(Stored dataset items)

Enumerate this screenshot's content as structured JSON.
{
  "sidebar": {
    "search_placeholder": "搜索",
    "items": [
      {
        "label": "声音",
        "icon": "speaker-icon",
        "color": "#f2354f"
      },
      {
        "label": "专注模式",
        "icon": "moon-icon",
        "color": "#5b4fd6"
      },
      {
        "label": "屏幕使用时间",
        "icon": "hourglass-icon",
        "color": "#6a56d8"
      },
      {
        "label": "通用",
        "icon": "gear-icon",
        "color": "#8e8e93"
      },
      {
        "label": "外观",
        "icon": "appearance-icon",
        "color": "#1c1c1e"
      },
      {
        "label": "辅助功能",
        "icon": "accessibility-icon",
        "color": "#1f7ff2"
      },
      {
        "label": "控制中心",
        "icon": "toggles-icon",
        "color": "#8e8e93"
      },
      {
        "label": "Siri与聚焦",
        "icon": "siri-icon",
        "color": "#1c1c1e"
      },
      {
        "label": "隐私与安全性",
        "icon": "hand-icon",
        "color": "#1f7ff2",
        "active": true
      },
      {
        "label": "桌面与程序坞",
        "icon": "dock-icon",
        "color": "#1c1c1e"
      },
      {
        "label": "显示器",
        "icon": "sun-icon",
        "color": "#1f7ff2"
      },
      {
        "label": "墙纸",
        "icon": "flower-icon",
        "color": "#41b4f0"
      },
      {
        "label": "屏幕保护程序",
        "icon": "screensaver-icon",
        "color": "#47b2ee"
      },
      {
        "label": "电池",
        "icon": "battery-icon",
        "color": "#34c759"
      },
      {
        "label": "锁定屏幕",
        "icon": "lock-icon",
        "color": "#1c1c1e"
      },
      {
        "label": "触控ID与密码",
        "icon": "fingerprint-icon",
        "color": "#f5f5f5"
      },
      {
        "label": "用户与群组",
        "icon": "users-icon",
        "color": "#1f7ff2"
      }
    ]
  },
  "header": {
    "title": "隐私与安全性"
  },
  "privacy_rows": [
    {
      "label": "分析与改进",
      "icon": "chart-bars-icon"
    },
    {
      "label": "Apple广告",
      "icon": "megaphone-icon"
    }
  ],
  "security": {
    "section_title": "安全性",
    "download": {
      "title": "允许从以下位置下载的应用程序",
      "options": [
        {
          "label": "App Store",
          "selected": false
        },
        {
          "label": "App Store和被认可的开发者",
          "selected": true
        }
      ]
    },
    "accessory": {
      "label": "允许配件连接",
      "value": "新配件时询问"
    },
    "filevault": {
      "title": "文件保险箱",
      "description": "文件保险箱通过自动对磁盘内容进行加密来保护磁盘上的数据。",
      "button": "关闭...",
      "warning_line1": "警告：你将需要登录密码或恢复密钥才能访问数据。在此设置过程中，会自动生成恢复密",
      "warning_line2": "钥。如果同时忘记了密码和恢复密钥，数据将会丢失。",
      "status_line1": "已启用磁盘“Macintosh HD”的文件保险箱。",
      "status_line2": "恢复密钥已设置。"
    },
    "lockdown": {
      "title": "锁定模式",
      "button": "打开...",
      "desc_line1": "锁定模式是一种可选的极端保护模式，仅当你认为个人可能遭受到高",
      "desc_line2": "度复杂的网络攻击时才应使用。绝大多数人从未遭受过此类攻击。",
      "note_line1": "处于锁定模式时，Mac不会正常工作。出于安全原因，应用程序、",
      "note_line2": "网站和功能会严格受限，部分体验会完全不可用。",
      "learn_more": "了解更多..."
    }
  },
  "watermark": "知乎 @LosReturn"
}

(The request)
Produce an exact copy of all the records.

(Worked solution)
Enumerate this screenshot's content as structured JSON.
{
  "sidebar": {
    "search_placeholder": "搜索",
    "items": [
      {
        "label": "声音",
        "icon": "speaker-icon",
        "color": "#f2354f"
      },
      {
        "label": "专注模式",
        "icon": "moon-icon",
        "color": "#5b4fd6"
      },
      {
        "label": "屏幕使用时间",
        "icon": "hourglass-icon",
        "color": "#6a56d8"
      },
      {
        "label": "通用",
        "icon": "gear-icon",
        "color": "#8e8e93"
      },
      {
        "label": "外观",
        "icon": "appearance-icon",
        "color": "#1c1c1e"
      },
      {
        "label": "辅助功能",
        "icon": "accessibility-icon",
        "color": "#1f7ff2"
      },
      {
        "label": "控制中心",
        "icon": "toggles-icon",
        "color": "#8e8e93"
      },
      {
        "label": "Siri与聚焦",
        "icon": "siri-icon",
        "color": "#1c1c1e"
      },
      {
        "label": "隐私与安全性",
        "icon": "hand-icon",
        "color": "#1f7ff2",
        "active": true
      },
      {
        "label": "桌面与程序坞",
        "icon": "dock-icon",
        "color": "#1c1c1e"
      },
      {
        "label": "显示器",
        "icon": "sun-icon",
        "color": "#1f7ff2"
      },
      {
        "label": "墙纸",
        "icon": "flower-icon",
        "color": "#41b4f0"
      },
      {
        "label": "屏幕保护程序",
        "icon": "screensaver-icon",
        "color": "#47b2ee"
      },
      {
        "label": "电池",
        "icon": "battery-icon",
        "color": "#34c759"
      },
      {
        "label": "锁定屏幕",
        "icon": "lock-icon",
        "color": "#1c1c1e"
      },
      {
        "label": "触控ID与密码",
        "icon": "fingerprint-icon",
        "color": "#f5f5f5"
      },
      {
        "label": "用户与群组",
        "icon": "users-icon",
        "color": "#1f7ff2"
      }
    ]
  },
  "header": {
    "title": "隐私与安全性"
  },
  "privacy_rows": [
    {
      "label": "分析与改进",
      "icon": "chart-bars-icon"
    },
    {
      "label": "Apple广告",
      "icon": "megaphone-icon"
    }
  ],
  "security": {
    "section_title": "安全性",
    "download": {
      "title": "允许从以下位置下载的应用程序",
      "options": [
        {
          "label": "App Store",
          "selected": false
        },
        {
          "label": "App Store和被认可的开发者",
          "selected": true
        }
      ]
    },
    "accessory": {
      "label": "允许配件连接",
      "value": "新配件时询问"
    },
    "filevault": {
      "title": "文件保险箱",
      "description": "文件保险箱通过自动对磁盘内容进行加密来保护磁盘上的数据。",
      "button": "关闭...",
      "warning_line1": "警告：你将需要登录密码或恢复密钥才能访问数据。在此设置过程中，会自动生成恢复密",
      "warning_line2": "钥。如果同时忘记了密码和恢复密钥，数据将会丢失。",
      "status_line1": "已启用磁盘“Macintosh HD”的文件保险箱。",
      "status_line2": "恢复密钥已设置。"
    },
    "lockdown": {
      "title": "锁定模式",
      "button": "打开...",
      "desc_line1": "锁定模式是一种可选的极端保护模式，仅当你认为个人可能遭受到高",
      "desc_line2": "度复杂的网络攻击时才应使用。绝大多数人从未遭受过此类攻击。",
      "note_line1": "处于锁定模式时，Mac不会正常工作。出于安全原因，应用程序、",
      "note_line2": "网站和功能会严格受限，部分体验会完全不可用。",
      "learn_more": "了解更多..."
    }
  },
  "watermark": "知乎 @LosReturn"
}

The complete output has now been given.